■ **Material for the task**:
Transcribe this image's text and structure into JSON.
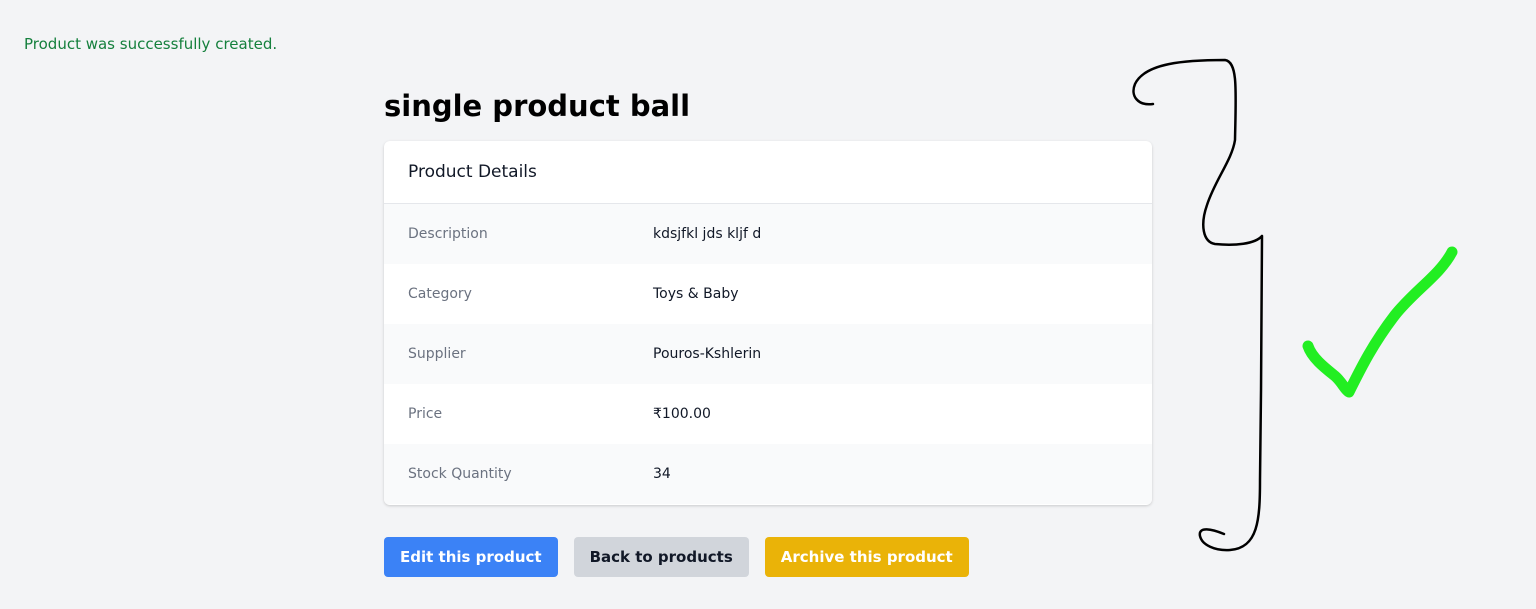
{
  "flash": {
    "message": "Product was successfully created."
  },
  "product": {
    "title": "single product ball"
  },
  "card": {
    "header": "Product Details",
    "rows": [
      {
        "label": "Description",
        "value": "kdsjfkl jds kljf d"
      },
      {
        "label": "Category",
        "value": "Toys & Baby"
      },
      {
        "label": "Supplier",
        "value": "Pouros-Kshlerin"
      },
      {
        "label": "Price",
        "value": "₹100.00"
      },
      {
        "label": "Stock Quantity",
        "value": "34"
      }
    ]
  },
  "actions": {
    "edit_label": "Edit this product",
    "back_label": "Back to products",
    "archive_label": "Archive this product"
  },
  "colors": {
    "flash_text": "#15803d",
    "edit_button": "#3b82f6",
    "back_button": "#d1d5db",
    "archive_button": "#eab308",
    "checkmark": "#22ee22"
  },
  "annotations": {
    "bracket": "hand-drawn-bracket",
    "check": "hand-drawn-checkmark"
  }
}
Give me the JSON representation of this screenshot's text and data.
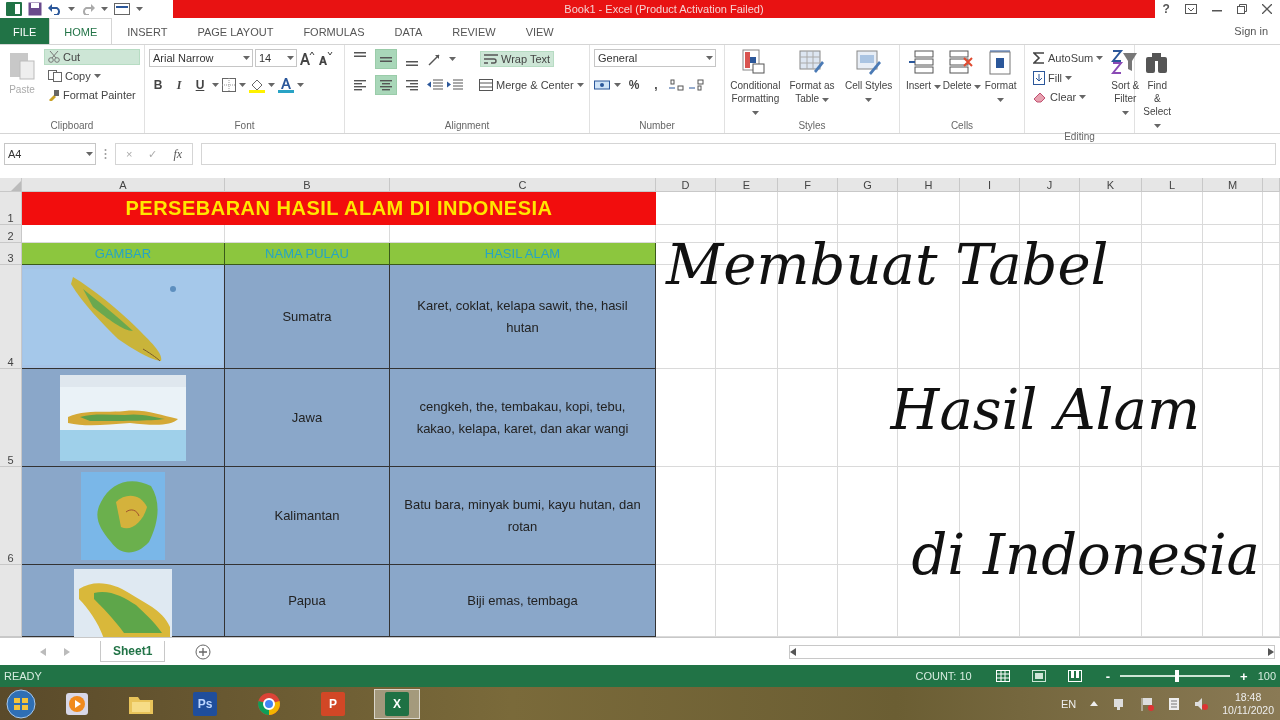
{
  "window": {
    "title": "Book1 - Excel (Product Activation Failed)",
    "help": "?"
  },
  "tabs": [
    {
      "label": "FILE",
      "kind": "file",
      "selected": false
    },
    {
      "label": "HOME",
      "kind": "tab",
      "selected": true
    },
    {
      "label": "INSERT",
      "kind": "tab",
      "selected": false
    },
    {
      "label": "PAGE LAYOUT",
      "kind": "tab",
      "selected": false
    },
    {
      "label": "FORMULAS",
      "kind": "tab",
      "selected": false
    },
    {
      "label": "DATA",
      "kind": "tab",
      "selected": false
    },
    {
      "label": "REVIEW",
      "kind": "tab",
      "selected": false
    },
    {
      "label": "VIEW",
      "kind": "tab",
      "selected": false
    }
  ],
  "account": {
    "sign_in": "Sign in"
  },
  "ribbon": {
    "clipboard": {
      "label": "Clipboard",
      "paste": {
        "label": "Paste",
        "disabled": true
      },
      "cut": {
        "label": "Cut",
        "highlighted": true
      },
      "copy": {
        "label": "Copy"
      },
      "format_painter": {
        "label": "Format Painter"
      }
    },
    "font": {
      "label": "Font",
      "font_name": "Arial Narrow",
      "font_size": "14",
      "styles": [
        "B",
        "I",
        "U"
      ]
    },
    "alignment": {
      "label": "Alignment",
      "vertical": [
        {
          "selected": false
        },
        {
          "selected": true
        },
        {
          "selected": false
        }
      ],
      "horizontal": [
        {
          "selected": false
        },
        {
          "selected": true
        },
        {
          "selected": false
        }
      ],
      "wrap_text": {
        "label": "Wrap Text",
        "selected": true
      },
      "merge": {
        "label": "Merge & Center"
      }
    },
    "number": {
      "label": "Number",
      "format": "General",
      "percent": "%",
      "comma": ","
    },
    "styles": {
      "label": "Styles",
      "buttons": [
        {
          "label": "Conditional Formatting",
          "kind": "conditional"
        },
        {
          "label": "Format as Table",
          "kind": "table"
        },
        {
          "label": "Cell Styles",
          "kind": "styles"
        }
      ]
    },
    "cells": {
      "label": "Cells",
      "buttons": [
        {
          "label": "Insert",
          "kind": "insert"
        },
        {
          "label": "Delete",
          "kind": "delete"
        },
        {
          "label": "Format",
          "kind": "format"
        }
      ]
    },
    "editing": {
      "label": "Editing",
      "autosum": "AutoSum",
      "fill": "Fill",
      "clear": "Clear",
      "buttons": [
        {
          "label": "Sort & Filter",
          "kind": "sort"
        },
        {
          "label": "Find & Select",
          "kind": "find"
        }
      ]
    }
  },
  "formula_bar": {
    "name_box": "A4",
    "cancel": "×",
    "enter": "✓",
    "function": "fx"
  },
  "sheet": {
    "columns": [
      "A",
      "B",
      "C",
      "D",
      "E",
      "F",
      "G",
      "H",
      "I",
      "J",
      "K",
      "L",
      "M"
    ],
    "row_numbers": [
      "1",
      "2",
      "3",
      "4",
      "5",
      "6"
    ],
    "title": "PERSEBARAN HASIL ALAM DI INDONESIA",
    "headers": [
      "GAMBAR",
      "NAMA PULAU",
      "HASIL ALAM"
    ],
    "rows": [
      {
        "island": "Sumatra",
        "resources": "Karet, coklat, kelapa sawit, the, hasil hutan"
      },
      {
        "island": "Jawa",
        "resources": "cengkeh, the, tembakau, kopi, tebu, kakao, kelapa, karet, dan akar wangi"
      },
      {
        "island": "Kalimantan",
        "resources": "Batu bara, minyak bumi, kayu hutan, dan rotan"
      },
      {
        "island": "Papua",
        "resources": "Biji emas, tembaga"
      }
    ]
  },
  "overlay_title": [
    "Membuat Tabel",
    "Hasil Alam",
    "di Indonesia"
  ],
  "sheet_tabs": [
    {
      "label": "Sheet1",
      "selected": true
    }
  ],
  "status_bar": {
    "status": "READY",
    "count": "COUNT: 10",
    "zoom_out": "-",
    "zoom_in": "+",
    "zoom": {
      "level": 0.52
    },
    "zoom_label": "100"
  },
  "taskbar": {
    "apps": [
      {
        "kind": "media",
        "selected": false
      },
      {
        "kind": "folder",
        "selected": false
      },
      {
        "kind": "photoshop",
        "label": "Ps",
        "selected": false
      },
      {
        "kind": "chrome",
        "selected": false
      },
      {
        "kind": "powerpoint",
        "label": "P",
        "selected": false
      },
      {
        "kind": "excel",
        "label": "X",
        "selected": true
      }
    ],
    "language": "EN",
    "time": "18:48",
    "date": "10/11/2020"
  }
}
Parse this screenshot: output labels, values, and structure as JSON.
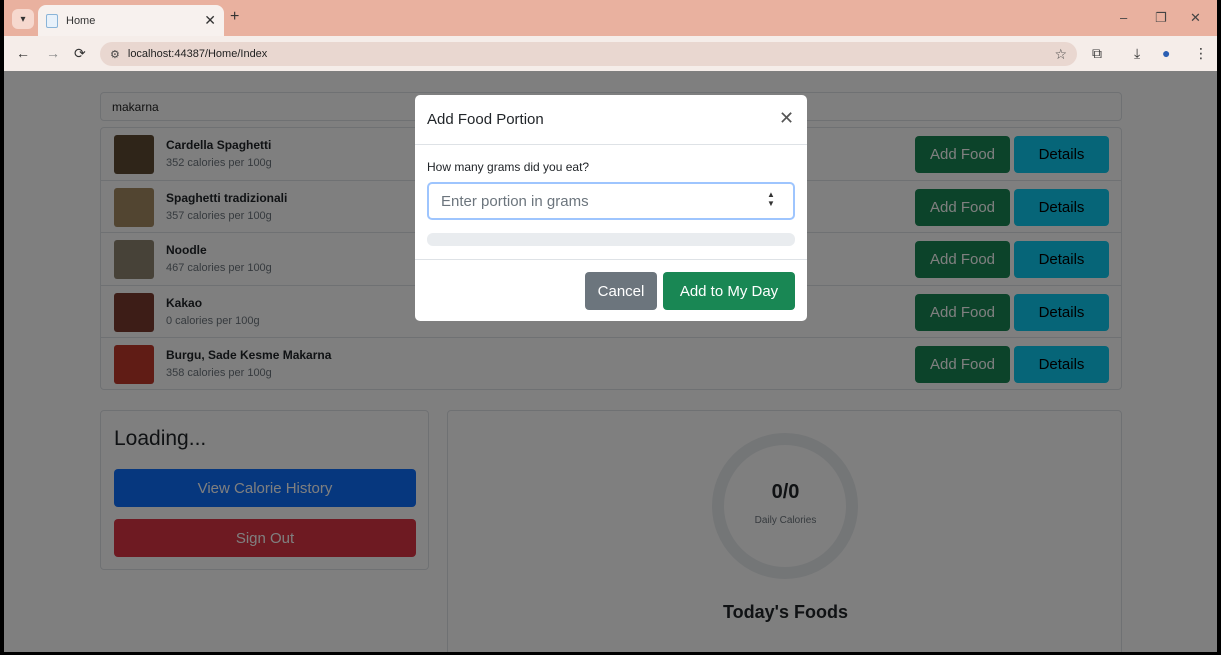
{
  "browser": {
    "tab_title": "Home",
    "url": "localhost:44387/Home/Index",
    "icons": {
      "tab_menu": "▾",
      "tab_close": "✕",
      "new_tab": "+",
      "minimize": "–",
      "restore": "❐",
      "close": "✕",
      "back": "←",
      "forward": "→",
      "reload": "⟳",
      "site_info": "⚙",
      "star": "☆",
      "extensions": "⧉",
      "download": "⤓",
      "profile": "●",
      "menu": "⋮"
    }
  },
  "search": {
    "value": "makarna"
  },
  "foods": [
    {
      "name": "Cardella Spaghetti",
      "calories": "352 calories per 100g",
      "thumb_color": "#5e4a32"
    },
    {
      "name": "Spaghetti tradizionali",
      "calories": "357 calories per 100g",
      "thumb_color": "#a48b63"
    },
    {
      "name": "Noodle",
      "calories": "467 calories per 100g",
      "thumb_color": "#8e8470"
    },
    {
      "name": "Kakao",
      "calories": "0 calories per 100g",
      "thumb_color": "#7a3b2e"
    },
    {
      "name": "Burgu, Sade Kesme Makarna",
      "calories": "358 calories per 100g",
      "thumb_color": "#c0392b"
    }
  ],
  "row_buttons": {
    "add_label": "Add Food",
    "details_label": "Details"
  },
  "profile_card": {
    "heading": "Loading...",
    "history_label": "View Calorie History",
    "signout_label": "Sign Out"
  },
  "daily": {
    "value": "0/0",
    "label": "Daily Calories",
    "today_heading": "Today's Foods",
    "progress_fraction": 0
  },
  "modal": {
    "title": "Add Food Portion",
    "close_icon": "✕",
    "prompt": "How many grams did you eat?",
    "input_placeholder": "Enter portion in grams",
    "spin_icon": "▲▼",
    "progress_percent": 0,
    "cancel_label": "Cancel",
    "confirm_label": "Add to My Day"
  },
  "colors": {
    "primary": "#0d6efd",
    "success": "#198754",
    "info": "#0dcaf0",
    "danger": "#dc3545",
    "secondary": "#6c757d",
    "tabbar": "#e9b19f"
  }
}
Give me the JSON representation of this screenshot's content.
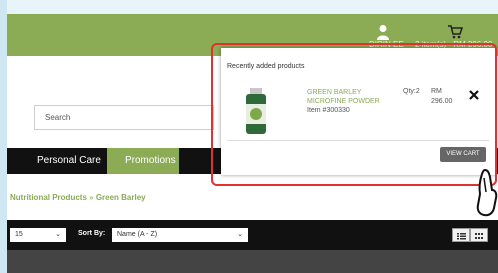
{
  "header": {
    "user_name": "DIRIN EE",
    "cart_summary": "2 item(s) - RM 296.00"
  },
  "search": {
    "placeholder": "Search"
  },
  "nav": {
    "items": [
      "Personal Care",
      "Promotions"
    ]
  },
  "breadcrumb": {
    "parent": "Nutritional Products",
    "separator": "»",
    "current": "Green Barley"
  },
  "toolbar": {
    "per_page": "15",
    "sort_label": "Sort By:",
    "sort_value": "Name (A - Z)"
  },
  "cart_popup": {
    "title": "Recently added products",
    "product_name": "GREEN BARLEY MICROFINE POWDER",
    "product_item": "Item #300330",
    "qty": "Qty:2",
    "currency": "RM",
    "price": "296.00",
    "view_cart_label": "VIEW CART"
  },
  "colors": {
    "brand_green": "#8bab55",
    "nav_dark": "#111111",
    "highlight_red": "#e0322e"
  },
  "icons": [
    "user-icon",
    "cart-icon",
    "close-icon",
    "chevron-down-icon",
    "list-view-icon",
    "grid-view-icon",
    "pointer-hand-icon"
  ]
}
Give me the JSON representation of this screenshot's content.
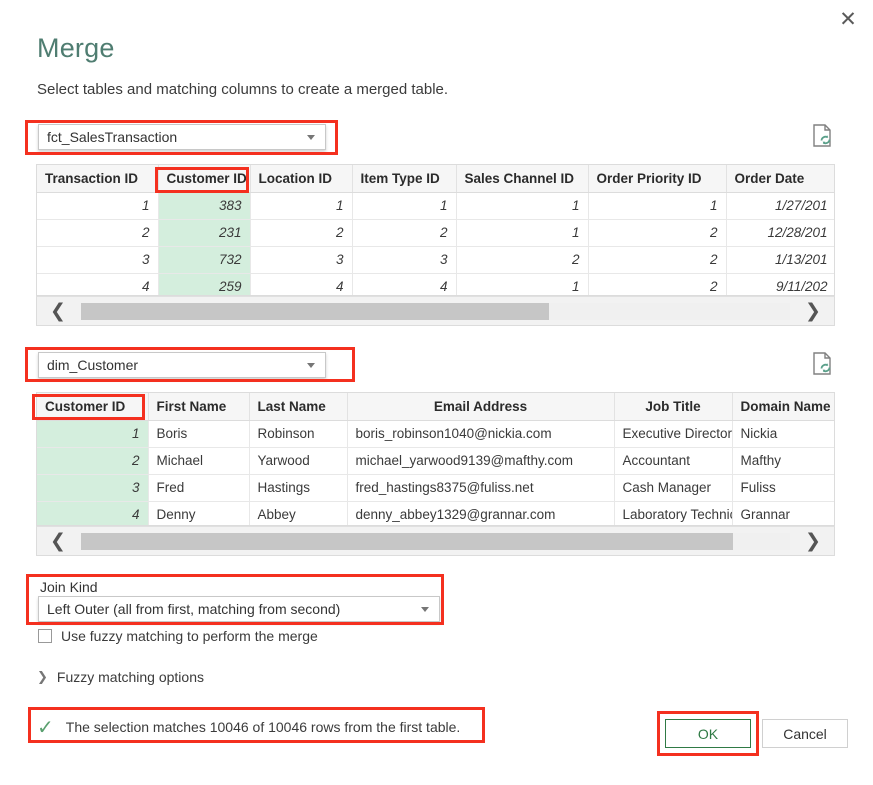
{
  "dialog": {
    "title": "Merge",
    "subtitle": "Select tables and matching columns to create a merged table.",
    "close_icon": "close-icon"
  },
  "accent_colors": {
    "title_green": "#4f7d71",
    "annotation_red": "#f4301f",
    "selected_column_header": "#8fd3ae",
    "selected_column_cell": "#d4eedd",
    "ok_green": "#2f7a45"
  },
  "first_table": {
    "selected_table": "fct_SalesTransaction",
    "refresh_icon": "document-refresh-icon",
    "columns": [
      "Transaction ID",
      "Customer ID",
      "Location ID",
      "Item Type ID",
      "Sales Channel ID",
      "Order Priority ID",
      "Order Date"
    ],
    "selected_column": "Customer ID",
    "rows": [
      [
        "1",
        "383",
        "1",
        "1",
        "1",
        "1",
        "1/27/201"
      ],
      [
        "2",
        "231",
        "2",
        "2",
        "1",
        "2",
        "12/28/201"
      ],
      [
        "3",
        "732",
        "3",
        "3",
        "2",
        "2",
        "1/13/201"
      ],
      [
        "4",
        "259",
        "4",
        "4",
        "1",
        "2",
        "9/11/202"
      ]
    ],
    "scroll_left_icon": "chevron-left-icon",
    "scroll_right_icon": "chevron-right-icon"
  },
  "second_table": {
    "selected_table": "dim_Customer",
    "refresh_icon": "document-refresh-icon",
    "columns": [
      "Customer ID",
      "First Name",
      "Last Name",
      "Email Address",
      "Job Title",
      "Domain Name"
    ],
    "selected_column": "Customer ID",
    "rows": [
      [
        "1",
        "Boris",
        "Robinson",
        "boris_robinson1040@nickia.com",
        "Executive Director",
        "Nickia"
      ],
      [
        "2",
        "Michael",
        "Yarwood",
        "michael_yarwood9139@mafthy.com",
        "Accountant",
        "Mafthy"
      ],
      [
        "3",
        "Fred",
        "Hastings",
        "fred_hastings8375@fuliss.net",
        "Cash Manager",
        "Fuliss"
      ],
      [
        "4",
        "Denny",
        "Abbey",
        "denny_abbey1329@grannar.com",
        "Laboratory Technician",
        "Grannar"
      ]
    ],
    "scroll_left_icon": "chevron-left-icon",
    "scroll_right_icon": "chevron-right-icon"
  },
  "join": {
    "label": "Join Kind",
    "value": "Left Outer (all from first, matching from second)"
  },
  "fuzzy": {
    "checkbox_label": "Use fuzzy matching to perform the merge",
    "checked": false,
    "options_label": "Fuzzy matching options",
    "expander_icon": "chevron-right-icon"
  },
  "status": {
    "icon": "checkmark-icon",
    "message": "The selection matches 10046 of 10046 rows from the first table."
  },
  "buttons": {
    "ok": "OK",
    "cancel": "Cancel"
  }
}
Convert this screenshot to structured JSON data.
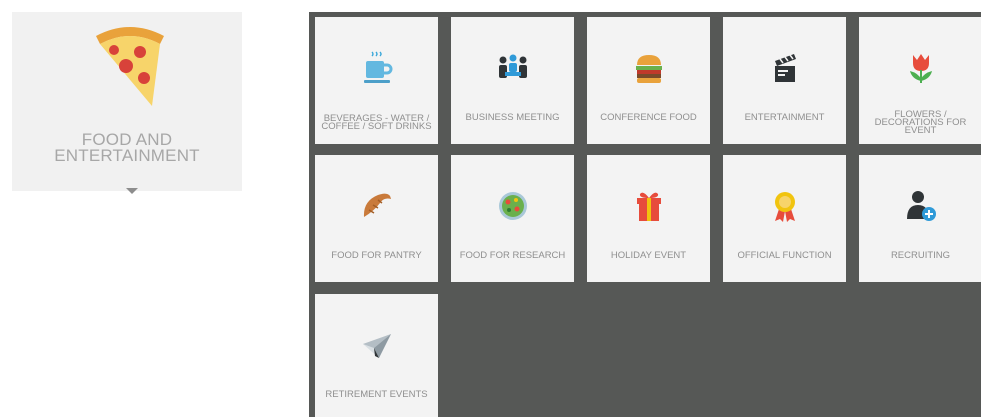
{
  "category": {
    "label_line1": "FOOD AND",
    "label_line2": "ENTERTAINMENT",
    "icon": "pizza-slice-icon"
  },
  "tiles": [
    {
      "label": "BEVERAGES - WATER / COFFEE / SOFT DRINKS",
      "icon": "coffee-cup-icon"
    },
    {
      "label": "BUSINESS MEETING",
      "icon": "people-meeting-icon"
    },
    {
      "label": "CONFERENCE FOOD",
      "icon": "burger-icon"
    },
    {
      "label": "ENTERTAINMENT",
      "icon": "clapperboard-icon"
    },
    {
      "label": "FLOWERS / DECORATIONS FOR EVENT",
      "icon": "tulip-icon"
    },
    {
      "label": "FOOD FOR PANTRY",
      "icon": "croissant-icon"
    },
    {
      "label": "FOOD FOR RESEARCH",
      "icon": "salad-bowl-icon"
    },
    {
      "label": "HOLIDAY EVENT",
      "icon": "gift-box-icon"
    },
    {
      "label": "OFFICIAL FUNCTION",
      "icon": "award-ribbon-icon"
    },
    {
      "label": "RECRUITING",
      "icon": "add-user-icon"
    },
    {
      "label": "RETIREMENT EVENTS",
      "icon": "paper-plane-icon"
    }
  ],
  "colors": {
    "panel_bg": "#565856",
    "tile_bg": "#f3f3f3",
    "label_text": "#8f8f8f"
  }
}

■ **What to do**: Working from the listing above, pick out every line that has "ENTERTAINMENT" and copy it.

■ **Exercise result**:
    "label_line2": "ENTERTAINMENT",
      "label": "ENTERTAINMENT",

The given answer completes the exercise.